▶ _ROWS_:
----------

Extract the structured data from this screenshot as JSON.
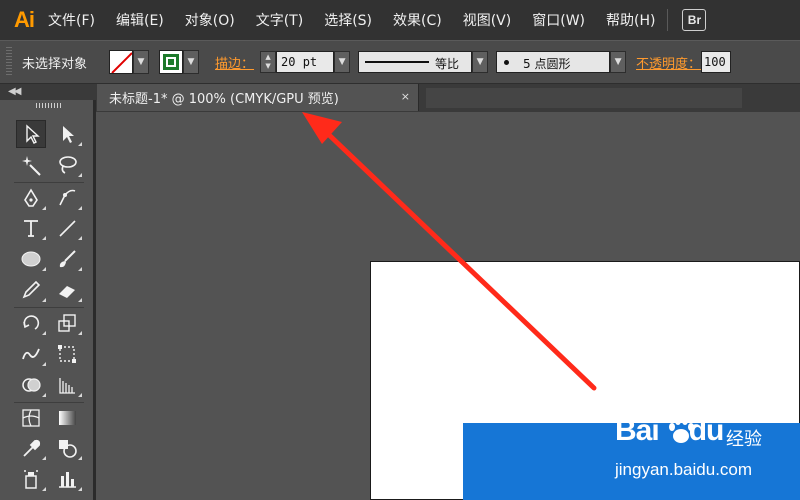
{
  "app": {
    "logo": "Ai",
    "bridge_button": "Br"
  },
  "menu": [
    "文件(F)",
    "编辑(E)",
    "对象(O)",
    "文字(T)",
    "选择(S)",
    "效果(C)",
    "视图(V)",
    "窗口(W)",
    "帮助(H)"
  ],
  "control_bar": {
    "selection_status": "未选择对象",
    "stroke_label": "描边：",
    "stroke_weight": "20 pt",
    "profile_label": "等比",
    "brush_label": "5 点圆形",
    "opacity_label": "不透明度：",
    "opacity_value": "100"
  },
  "document_tab": {
    "title": "未标题-1* @ 100% (CMYK/GPU 预览)",
    "close_glyph": "×"
  },
  "tools": [
    "selection-tool",
    "direct-selection-tool",
    "magic-wand-tool",
    "lasso-tool",
    "pen-tool",
    "curvature-tool",
    "type-tool",
    "line-segment-tool",
    "ellipse-tool",
    "paintbrush-tool",
    "pencil-tool",
    "eraser-tool",
    "rotate-tool",
    "scale-tool",
    "warp-tool",
    "free-transform-tool",
    "shape-builder-tool",
    "perspective-grid-tool",
    "mesh-tool",
    "gradient-tool",
    "eyedropper-tool",
    "blend-tool",
    "symbol-sprayer-tool",
    "column-graph-tool"
  ],
  "watermark": {
    "brand": "Bai",
    "brand2": "du",
    "product": "经验",
    "url": "jingyan.baidu.com"
  },
  "colors": {
    "accent": "#ff9a00",
    "annotation_arrow": "#ff2a1a",
    "blue_shape": "#1676d6",
    "artboard": "#ffffff",
    "workspace": "#535353"
  }
}
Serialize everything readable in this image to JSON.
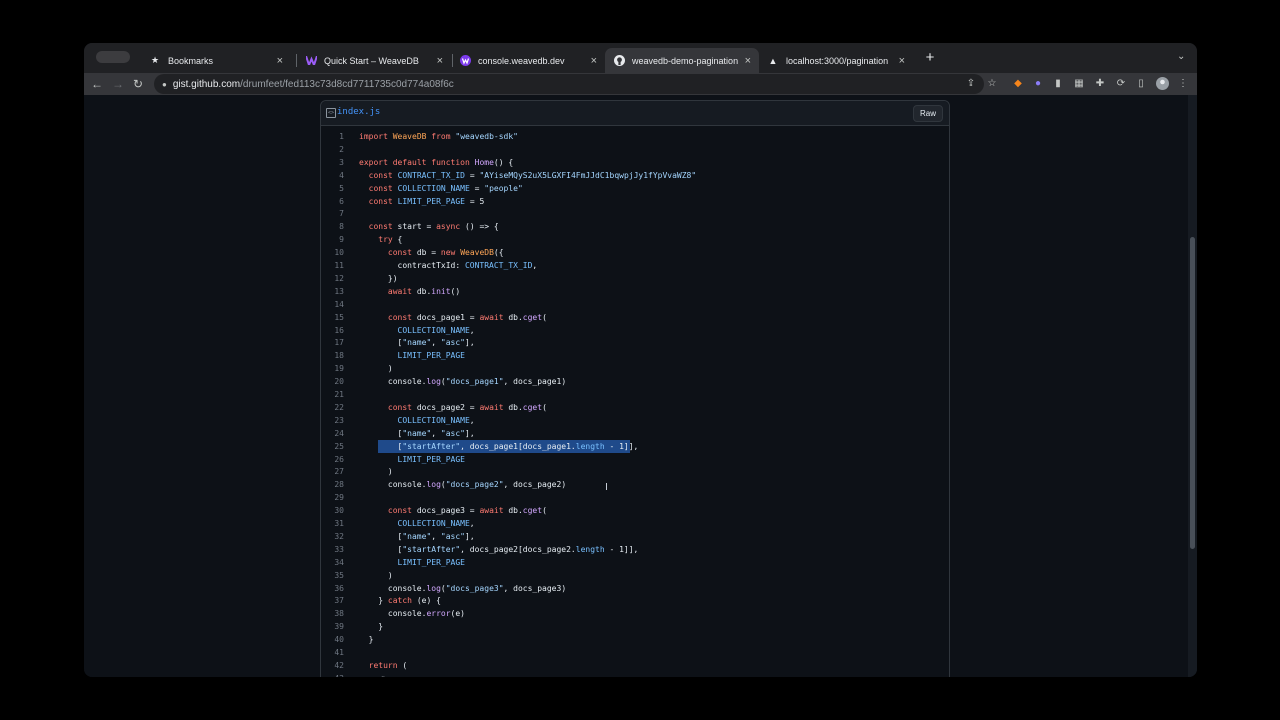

----------

▶ _WHAT THIS TASK INVOLVES_: Find all lines with "JSON" in them and copy each one.

▶ _THE SOLUTION_:
Extract the structured data from this screenshot as JSON.
Serialize everything readable in this image to JSON.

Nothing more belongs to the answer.